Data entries
__________

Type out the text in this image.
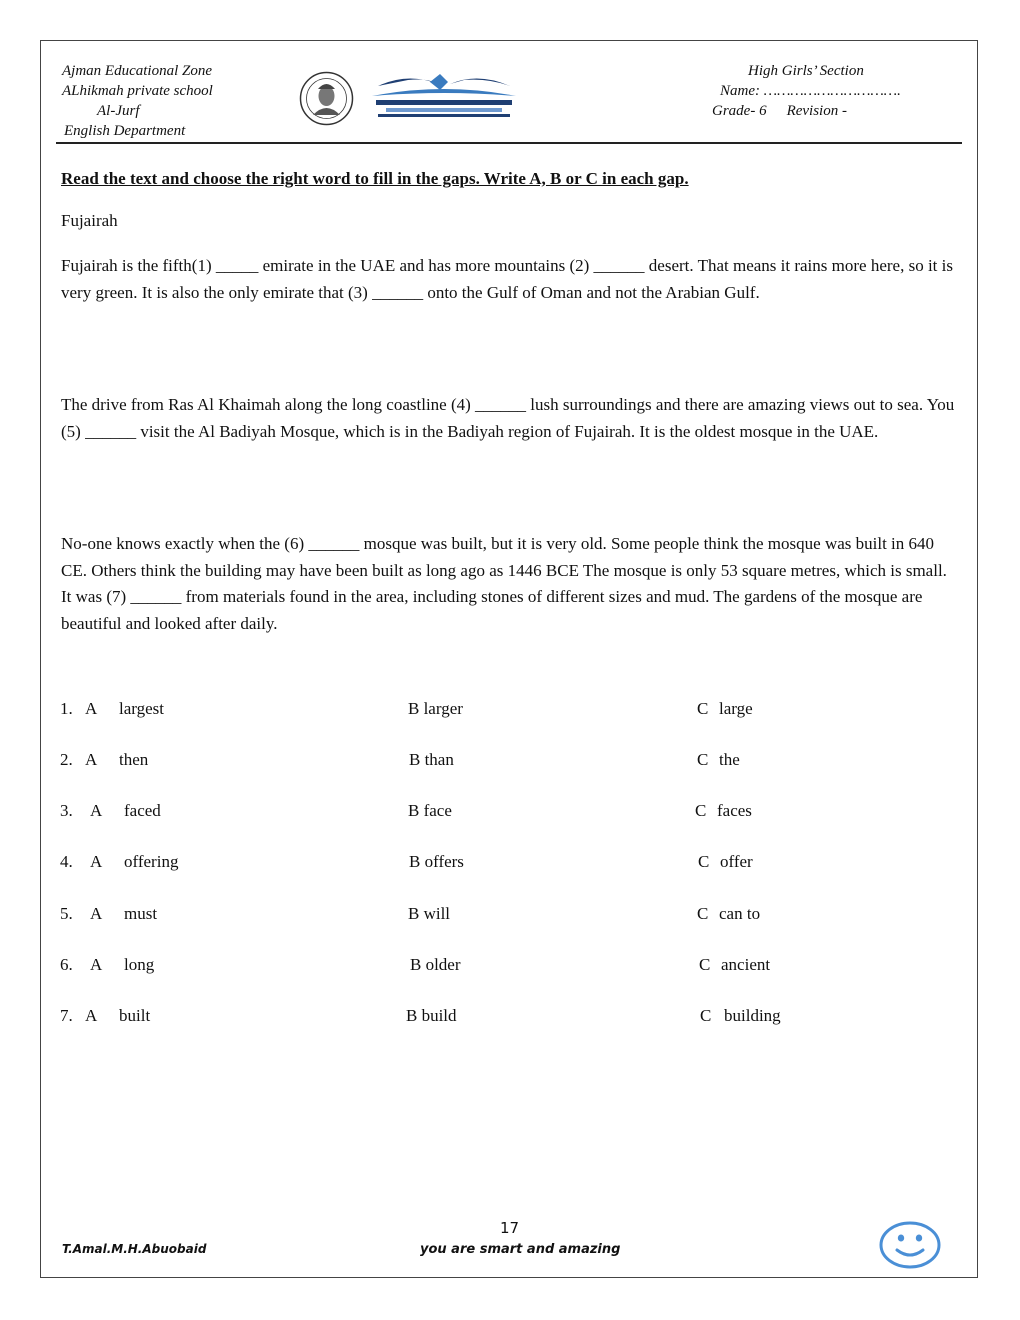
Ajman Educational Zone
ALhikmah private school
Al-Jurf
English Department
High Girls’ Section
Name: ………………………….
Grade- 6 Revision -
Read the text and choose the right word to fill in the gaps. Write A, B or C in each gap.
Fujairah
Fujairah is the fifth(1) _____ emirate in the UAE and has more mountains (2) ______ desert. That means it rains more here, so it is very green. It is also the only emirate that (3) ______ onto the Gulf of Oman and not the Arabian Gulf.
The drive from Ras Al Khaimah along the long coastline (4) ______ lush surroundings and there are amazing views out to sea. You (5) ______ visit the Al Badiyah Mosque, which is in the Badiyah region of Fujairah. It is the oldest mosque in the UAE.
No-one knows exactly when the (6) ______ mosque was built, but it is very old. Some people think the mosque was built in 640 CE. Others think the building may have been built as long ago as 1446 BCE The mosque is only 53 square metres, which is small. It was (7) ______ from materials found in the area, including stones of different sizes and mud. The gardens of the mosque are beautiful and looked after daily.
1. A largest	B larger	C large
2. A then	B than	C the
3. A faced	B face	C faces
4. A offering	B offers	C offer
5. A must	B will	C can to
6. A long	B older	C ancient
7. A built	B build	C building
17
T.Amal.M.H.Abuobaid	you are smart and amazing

__________

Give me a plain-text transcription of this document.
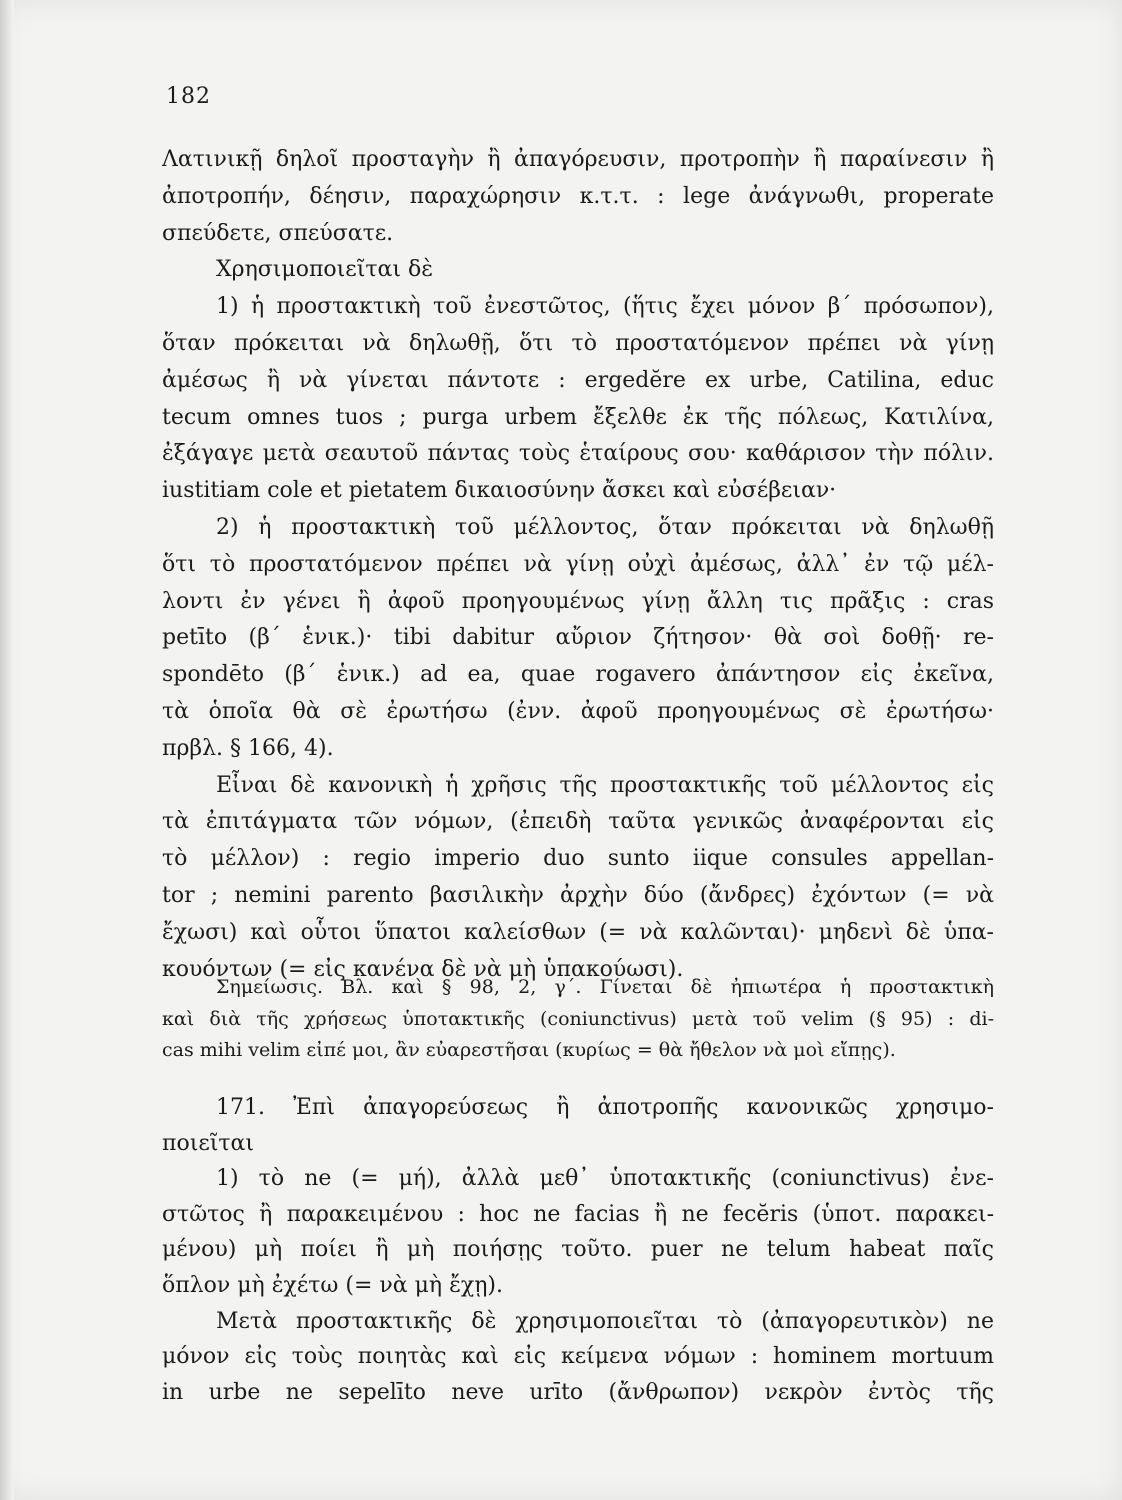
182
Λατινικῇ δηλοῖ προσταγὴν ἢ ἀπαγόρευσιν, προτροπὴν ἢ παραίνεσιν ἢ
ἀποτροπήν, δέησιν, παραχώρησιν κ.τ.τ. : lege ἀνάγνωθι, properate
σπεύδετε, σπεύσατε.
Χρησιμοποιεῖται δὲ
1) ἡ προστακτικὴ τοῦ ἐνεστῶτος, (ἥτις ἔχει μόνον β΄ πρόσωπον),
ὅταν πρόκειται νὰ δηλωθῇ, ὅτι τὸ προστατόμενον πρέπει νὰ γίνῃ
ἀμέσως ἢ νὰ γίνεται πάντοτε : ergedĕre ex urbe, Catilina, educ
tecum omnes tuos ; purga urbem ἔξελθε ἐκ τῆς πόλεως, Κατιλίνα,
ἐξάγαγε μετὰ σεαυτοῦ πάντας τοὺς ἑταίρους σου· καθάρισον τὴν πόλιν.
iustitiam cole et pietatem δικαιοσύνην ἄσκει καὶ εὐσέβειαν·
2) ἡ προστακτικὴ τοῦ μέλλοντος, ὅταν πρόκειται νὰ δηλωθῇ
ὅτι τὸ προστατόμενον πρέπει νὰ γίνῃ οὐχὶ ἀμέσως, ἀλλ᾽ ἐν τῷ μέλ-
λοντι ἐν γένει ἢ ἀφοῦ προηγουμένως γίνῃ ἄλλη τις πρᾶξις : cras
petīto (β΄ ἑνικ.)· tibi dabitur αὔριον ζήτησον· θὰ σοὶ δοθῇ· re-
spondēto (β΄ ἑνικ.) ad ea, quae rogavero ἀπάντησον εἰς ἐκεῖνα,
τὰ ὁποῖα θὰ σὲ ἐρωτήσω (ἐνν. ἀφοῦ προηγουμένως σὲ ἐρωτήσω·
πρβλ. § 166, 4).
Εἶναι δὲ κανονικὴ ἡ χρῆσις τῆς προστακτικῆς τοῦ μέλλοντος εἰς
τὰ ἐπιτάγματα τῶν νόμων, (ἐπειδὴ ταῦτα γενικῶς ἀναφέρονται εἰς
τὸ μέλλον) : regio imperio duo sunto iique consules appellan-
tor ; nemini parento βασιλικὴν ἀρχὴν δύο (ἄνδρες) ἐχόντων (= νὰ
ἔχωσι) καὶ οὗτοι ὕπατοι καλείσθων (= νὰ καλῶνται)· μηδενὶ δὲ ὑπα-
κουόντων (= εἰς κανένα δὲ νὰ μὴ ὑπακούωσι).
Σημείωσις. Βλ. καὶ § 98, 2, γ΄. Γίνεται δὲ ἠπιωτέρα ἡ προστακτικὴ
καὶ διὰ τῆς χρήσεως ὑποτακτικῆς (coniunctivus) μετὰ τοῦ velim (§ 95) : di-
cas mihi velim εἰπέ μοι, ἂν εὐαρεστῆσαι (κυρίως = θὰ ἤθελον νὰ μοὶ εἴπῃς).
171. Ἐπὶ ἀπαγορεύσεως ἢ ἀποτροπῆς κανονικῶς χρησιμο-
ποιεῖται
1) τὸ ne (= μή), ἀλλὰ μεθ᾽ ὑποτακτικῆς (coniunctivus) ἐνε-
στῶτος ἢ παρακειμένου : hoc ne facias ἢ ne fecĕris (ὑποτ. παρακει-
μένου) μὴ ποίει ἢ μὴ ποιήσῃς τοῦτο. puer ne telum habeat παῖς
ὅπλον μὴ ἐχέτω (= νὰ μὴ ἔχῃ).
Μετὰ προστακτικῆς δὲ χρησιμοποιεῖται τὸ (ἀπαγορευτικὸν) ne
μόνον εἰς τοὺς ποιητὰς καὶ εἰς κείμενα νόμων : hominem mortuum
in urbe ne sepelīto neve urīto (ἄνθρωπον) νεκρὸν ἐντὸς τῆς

__________

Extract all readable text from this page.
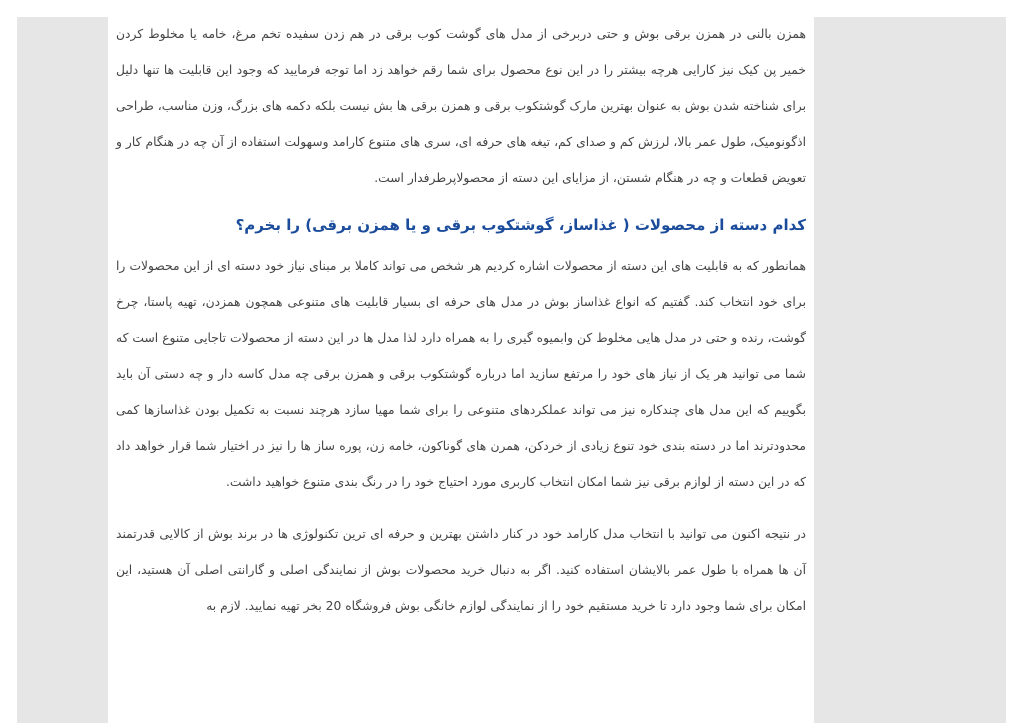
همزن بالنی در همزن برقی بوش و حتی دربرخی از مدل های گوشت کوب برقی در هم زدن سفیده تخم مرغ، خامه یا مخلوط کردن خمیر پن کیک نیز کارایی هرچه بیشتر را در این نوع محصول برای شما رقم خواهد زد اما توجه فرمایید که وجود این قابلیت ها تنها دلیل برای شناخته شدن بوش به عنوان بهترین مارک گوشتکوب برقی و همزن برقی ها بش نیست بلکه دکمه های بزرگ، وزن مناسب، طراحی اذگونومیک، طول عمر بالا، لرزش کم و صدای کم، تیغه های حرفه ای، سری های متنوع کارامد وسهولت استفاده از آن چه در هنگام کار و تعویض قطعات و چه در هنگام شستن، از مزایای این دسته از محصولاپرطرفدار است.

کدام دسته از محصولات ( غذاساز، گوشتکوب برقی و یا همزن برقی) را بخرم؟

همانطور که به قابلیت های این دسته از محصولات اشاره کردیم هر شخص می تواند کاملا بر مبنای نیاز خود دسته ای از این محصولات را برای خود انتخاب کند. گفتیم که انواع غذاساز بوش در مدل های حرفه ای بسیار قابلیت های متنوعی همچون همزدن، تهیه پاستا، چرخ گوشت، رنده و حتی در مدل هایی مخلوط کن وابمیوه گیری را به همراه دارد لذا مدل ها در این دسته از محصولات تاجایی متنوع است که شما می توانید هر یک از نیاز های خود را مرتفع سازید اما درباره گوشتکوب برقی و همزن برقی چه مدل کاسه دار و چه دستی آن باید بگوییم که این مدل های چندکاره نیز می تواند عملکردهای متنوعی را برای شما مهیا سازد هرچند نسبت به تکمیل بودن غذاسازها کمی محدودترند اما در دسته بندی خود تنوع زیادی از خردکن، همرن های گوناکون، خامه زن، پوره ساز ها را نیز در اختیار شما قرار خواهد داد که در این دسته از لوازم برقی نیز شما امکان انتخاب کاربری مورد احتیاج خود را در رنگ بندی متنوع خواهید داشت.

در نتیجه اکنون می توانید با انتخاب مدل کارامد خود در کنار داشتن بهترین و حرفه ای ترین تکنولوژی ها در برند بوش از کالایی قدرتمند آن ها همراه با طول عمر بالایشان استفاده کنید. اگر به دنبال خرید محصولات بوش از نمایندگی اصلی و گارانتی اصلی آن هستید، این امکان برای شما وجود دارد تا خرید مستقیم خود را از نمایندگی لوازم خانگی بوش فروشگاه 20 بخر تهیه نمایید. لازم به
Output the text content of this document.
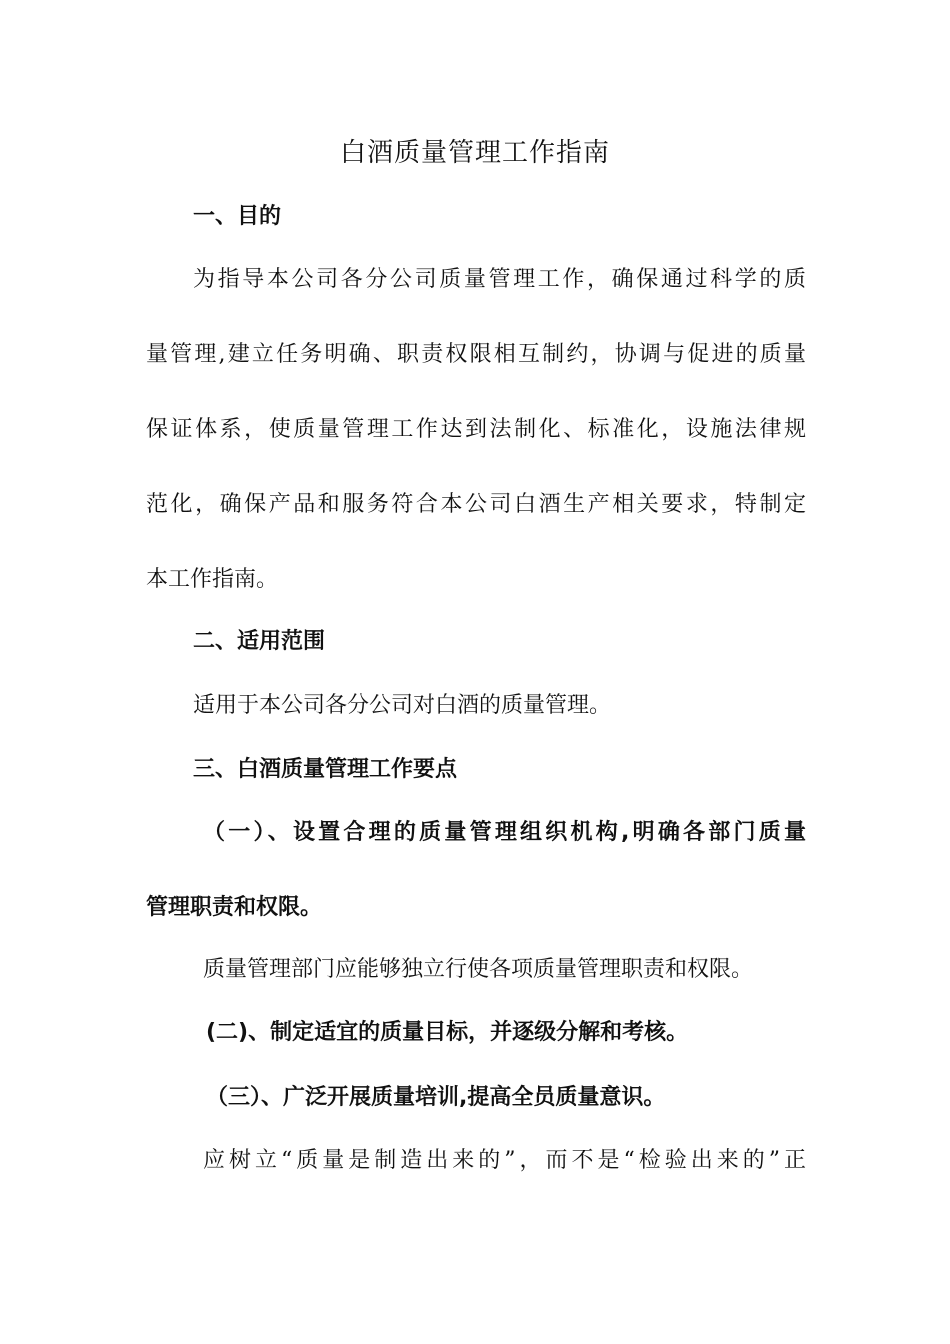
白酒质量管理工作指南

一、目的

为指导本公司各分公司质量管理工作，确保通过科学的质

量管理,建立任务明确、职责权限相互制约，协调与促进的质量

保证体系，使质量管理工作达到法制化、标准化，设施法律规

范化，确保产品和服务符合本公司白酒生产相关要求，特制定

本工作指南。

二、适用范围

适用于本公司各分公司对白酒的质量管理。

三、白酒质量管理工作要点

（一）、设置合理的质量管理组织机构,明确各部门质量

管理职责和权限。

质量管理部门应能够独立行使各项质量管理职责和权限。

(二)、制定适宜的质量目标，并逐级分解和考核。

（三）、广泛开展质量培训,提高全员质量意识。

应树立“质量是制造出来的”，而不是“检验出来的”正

__________

● PROMPT: Which lines of the material contain the string "προηγουμένως"? List each of them.

● SOLUTION TO THE PROBLEM:
λοντι ἐν γένει ἢ ἀφοῦ προηγουμένως γίνῃ ἄλλη τις πρᾶξις : cras
τὰ ὁποῖα θὰ σὲ ἐρωτήσω (ἐνν. ἀφοῦ προηγουμένως σὲ ἐρωτήσω·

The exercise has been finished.